DIRECTIONS |
Find each line with "Convert" and copy it.

[Figure collection entries]
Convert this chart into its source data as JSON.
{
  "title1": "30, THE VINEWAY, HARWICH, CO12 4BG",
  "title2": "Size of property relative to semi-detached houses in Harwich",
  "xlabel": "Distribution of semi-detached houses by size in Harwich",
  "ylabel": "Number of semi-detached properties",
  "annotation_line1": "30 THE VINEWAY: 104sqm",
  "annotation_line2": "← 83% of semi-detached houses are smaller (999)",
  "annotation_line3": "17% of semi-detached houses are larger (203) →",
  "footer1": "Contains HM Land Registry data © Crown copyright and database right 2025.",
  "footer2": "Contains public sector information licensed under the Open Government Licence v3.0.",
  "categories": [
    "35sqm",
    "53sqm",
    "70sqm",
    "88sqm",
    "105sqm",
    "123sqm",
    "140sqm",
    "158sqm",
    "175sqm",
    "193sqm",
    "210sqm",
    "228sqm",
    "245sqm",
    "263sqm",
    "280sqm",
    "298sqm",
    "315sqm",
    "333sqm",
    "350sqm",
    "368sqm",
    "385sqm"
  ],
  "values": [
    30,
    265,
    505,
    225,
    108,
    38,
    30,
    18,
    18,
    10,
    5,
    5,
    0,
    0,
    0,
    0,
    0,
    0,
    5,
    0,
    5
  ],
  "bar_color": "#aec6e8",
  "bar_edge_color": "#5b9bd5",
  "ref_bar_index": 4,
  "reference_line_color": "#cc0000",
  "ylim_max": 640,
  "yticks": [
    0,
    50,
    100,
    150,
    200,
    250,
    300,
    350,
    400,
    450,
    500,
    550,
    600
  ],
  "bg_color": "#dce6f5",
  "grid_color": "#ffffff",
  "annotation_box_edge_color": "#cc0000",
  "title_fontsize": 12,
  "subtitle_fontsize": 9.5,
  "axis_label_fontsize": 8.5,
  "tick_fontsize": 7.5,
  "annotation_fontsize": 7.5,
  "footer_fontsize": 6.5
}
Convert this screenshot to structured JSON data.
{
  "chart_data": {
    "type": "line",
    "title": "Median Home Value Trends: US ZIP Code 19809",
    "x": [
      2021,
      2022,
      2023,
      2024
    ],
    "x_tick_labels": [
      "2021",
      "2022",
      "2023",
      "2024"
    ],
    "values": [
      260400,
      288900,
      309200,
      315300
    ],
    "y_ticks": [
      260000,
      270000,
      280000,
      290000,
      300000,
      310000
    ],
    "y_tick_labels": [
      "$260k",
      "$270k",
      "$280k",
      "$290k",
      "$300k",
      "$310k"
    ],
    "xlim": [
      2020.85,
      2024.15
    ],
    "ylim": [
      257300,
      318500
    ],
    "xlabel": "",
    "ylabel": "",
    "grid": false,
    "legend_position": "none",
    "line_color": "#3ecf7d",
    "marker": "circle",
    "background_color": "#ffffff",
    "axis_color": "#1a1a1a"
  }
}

FULL OUTPUT |
Convert this chart into its source data as JSON.
Convert this screenshot to structured JSON data.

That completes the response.